**SHORT EXERCISE**
Write out the listing in full, matching it word for word.

**A run of records**

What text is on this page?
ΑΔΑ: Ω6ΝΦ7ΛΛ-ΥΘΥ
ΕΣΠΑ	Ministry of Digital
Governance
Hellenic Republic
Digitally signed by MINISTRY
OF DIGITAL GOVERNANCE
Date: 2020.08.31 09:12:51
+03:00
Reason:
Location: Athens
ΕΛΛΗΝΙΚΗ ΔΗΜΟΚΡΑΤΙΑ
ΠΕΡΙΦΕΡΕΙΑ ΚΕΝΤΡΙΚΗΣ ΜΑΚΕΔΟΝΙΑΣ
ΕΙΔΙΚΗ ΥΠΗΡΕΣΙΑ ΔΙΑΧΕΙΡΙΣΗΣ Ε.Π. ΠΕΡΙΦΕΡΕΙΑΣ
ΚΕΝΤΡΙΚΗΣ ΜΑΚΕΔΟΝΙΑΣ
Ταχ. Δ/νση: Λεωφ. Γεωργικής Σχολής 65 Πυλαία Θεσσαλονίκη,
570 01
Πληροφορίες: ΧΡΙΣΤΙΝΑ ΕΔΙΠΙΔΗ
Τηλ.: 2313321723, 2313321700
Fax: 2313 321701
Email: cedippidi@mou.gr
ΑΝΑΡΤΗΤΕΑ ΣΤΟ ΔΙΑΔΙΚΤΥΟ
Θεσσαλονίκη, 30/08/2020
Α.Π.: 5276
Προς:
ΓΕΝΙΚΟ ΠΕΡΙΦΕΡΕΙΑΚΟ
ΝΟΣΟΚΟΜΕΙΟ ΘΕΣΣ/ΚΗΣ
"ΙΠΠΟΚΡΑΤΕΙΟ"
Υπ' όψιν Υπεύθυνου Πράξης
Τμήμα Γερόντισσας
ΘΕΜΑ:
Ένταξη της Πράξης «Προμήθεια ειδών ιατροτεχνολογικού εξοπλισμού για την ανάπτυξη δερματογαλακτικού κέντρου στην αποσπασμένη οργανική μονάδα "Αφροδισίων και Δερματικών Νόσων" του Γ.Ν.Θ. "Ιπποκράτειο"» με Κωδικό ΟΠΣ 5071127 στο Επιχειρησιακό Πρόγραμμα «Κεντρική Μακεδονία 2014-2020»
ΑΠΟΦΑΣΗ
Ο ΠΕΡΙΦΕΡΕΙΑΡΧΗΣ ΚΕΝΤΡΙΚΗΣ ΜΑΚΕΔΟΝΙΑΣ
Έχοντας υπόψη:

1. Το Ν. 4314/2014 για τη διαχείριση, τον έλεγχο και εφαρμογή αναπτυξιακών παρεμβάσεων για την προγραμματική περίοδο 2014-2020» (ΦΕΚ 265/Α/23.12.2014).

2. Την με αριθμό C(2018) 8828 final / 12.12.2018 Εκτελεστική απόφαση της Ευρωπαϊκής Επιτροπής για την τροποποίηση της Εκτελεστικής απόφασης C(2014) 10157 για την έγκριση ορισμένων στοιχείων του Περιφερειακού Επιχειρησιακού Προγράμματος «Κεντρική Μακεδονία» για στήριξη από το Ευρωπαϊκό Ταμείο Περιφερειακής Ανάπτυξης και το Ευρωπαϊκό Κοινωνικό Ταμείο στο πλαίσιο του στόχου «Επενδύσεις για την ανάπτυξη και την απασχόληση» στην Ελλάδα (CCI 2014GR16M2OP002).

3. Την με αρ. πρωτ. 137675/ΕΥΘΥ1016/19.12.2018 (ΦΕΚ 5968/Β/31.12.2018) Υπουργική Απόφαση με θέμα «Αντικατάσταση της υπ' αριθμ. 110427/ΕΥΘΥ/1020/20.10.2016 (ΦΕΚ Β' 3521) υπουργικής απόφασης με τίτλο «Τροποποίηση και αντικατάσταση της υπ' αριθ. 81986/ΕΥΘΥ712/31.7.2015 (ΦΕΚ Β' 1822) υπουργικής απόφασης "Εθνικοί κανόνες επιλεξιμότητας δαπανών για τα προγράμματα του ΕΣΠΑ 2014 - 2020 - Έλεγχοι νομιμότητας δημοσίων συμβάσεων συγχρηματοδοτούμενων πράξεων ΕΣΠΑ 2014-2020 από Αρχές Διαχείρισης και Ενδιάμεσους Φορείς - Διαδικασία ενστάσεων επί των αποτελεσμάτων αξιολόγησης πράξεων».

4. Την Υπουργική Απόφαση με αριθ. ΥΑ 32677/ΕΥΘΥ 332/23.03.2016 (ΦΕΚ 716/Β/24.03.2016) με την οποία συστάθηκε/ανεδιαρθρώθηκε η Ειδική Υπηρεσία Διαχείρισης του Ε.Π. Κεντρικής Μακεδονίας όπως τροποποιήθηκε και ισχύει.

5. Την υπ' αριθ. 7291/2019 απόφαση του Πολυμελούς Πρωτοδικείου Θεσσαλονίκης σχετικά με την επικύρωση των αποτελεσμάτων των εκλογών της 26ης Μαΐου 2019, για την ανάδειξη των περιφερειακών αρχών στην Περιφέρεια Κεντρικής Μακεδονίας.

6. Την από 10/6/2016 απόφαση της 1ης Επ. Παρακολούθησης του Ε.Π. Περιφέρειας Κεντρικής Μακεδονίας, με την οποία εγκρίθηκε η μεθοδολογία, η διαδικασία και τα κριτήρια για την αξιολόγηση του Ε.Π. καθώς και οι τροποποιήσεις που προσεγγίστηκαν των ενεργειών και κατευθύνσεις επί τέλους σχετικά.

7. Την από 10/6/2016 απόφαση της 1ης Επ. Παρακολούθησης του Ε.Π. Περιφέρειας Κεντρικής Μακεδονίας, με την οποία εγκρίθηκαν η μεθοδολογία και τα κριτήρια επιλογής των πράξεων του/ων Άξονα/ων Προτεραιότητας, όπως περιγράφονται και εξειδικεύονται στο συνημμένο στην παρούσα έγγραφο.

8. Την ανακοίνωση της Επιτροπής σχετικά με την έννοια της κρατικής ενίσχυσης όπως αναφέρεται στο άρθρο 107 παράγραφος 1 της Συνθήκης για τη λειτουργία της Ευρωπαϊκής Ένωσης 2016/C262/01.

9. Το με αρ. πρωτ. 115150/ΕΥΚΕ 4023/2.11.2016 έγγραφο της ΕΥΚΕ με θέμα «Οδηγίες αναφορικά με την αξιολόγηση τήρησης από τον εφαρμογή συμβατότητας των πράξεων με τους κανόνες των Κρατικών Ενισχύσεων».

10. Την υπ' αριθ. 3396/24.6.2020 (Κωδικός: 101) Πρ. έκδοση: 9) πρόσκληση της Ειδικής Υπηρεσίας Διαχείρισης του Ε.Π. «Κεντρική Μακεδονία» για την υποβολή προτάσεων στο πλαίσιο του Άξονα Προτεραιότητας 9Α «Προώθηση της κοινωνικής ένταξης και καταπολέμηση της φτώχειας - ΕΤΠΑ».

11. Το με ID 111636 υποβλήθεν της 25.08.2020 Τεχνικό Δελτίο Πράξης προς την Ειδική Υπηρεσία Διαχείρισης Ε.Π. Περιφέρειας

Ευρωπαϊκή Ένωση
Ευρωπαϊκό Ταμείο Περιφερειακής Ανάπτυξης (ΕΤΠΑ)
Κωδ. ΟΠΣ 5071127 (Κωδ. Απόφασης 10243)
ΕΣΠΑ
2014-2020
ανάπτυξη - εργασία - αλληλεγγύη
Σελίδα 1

**RESULT**
What text is on this page?
ΑΔΑ: Ω6ΝΦ7ΛΛ-ΥΘΥ
ΕΣΠΑ	Ministry of Digital
Governance
Hellenic Republic
Digitally signed by MINISTRY
OF DIGITAL GOVERNANCE
Date: 2020.08.31 09:12:51
+03:00
Reason:
Location: Athens
ΕΛΛΗΝΙΚΗ ΔΗΜΟΚΡΑΤΙΑ
ΠΕΡΙΦΕΡΕΙΑ ΚΕΝΤΡΙΚΗΣ ΜΑΚΕΔΟΝΙΑΣ
ΕΙΔΙΚΗ ΥΠΗΡΕΣΙΑ ΔΙΑΧΕΙΡΙΣΗΣ Ε.Π. ΠΕΡΙΦΕΡΕΙΑΣ
ΚΕΝΤΡΙΚΗΣ ΜΑΚΕΔΟΝΙΑΣ
Ταχ. Δ/νση: Λεωφ. Γεωργικής Σχολής 65 Πυλαία Θεσσαλονίκη,
570 01
Πληροφορίες: ΧΡΙΣΤΙΝΑ ΕΔΙΠΙΔΗ
Τηλ.: 2313321723, 2313321700
Fax: 2313 321701
Email: cedippidi@mou.gr
ΑΝΑΡΤΗΤΕΑ ΣΤΟ ΔΙΑΔΙΚΤΥΟ
Θεσσαλονίκη, 30/08/2020
Α.Π.: 5276
Προς:
ΓΕΝΙΚΟ ΠΕΡΙΦΕΡΕΙΑΚΟ
ΝΟΣΟΚΟΜΕΙΟ ΘΕΣΣ/ΚΗΣ
"ΙΠΠΟΚΡΑΤΕΙΟ"
Υπ' όψιν Υπεύθυνου Πράξης
Τμήμα Γερόντισσας
ΘΕΜΑ:
Ένταξη της Πράξης «Προμήθεια ειδών ιατροτεχνολογικού εξοπλισμού για την ανάπτυξη δερματογαλακτικού κέντρου στην αποσπασμένη οργανική μονάδα "Αφροδισίων και Δερματικών Νόσων" του Γ.Ν.Θ. "Ιπποκράτειο"» με Κωδικό ΟΠΣ 5071127 στο Επιχειρησιακό Πρόγραμμα «Κεντρική Μακεδονία 2014-2020»
ΑΠΟΦΑΣΗ
Ο ΠΕΡΙΦΕΡΕΙΑΡΧΗΣ ΚΕΝΤΡΙΚΗΣ ΜΑΚΕΔΟΝΙΑΣ
Έχοντας υπόψη:

1. Το Ν. 4314/2014 για τη διαχείριση, τον έλεγχο και εφαρμογή αναπτυξιακών παρεμβάσεων για την προγραμματική περίοδο 2014-2020» (ΦΕΚ 265/Α/23.12.2014).

2. Την με αριθμό C(2018) 8828 final / 12.12.2018 Εκτελεστική απόφαση της Ευρωπαϊκής Επιτροπής για την τροποποίηση της Εκτελεστικής απόφασης C(2014) 10157 για την έγκριση ορισμένων στοιχείων του Περιφερειακού Επιχειρησιακού Προγράμματος «Κεντρική Μακεδονία» για στήριξη από το Ευρωπαϊκό Ταμείο Περιφερειακής Ανάπτυξης και το Ευρωπαϊκό Κοινωνικό Ταμείο στο πλαίσιο του στόχου «Επενδύσεις για την ανάπτυξη και την απασχόληση» στην Ελλάδα (CCI 2014GR16M2OP002).

3. Την με αρ. πρωτ. 137675/ΕΥΘΥ1016/19.12.2018 (ΦΕΚ 5968/Β/31.12.2018) Υπουργική Απόφαση με θέμα «Αντικατάσταση της υπ' αριθμ. 110427/ΕΥΘΥ/1020/20.10.2016 (ΦΕΚ Β' 3521) υπουργικής απόφασης με τίτλο «Τροποποίηση και αντικατάσταση της υπ' αριθ. 81986/ΕΥΘΥ712/31.7.2015 (ΦΕΚ Β' 1822) υπουργικής απόφασης "Εθνικοί κανόνες επιλεξιμότητας δαπανών για τα προγράμματα του ΕΣΠΑ 2014 - 2020 - Έλεγχοι νομιμότητας δημοσίων συμβάσεων συγχρηματοδοτούμενων πράξεων ΕΣΠΑ 2014-2020 από Αρχές Διαχείρισης και Ενδιάμεσους Φορείς - Διαδικασία ενστάσεων επί των αποτελεσμάτων αξιολόγησης πράξεων».

4. Την Υπουργική Απόφαση με αριθ. ΥΑ 32677/ΕΥΘΥ 332/23.03.2016 (ΦΕΚ 716/Β/24.03.2016) με την οποία συστάθηκε/ανεδιαρθρώθηκε η Ειδική Υπηρεσία Διαχείρισης του Ε.Π. Κεντρικής Μακεδονίας όπως τροποποιήθηκε και ισχύει.

5. Την υπ' αριθ. 7291/2019 απόφαση του Πολυμελούς Πρωτοδικείου Θεσσαλονίκης σχετικά με την επικύρωση των αποτελεσμάτων των εκλογών της 26ης Μαΐου 2019, για την ανάδειξη των περιφερειακών αρχών στην Περιφέρεια Κεντρικής Μακεδονίας.

6. Την από 10/6/2016 απόφαση της 1ης Επ. Παρακολούθησης του Ε.Π. Περιφέρειας Κεντρικής Μακεδονίας, με την οποία εγκρίθηκε η μεθοδολογία, η διαδικασία και τα κριτήρια για την αξιολόγηση του Ε.Π. καθώς και οι τροποποιήσεις που προσεγγίστηκαν των ενεργειών και κατευθύνσεις επί τέλους σχετικά.

7. Την από 10/6/2016 απόφαση της 1ης Επ. Παρακολούθησης του Ε.Π. Περιφέρειας Κεντρικής Μακεδονίας, με την οποία εγκρίθηκαν η μεθοδολογία και τα κριτήρια επιλογής των πράξεων του/ων Άξονα/ων Προτεραιότητας, όπως περιγράφονται και εξειδικεύονται στο συνημμένο στην παρούσα έγγραφο.

8. Την ανακοίνωση της Επιτροπής σχετικά με την έννοια της κρατικής ενίσχυσης όπως αναφέρεται στο άρθρο 107 παράγραφος 1 της Συνθήκης για τη λειτουργία της Ευρωπαϊκής Ένωσης 2016/C262/01.

9. Το με αρ. πρωτ. 115150/ΕΥΚΕ 4023/2.11.2016 έγγραφο της ΕΥΚΕ με θέμα «Οδηγίες αναφορικά με την αξιολόγηση τήρησης από τον εφαρμογή συμβατότητας των πράξεων με τους κανόνες των Κρατικών Ενισχύσεων».

10. Την υπ' αριθ. 3396/24.6.2020 (Κωδικός: 101) Πρ. έκδοση: 9) πρόσκληση της Ειδικής Υπηρεσίας Διαχείρισης του Ε.Π. «Κεντρική Μακεδονία» για την υποβολή προτάσεων στο πλαίσιο του Άξονα Προτεραιότητας 9Α «Προώθηση της κοινωνικής ένταξης και καταπολέμηση της φτώχειας - ΕΤΠΑ».

11. Το με ID 111636 υποβλήθεν της 25.08.2020 Τεχνικό Δελτίο Πράξης προς την Ειδική Υπηρεσία Διαχείρισης Ε.Π. Περιφέρειας

Ευρωπαϊκή Ένωση
Ευρωπαϊκό Ταμείο Περιφερειακής Ανάπτυξης (ΕΤΠΑ)
Κωδ. ΟΠΣ 5071127 (Κωδ. Απόφασης 10243)
ΕΣΠΑ
2014-2020
ανάπτυξη - εργασία - αλληλεγγύη
Σελίδα 1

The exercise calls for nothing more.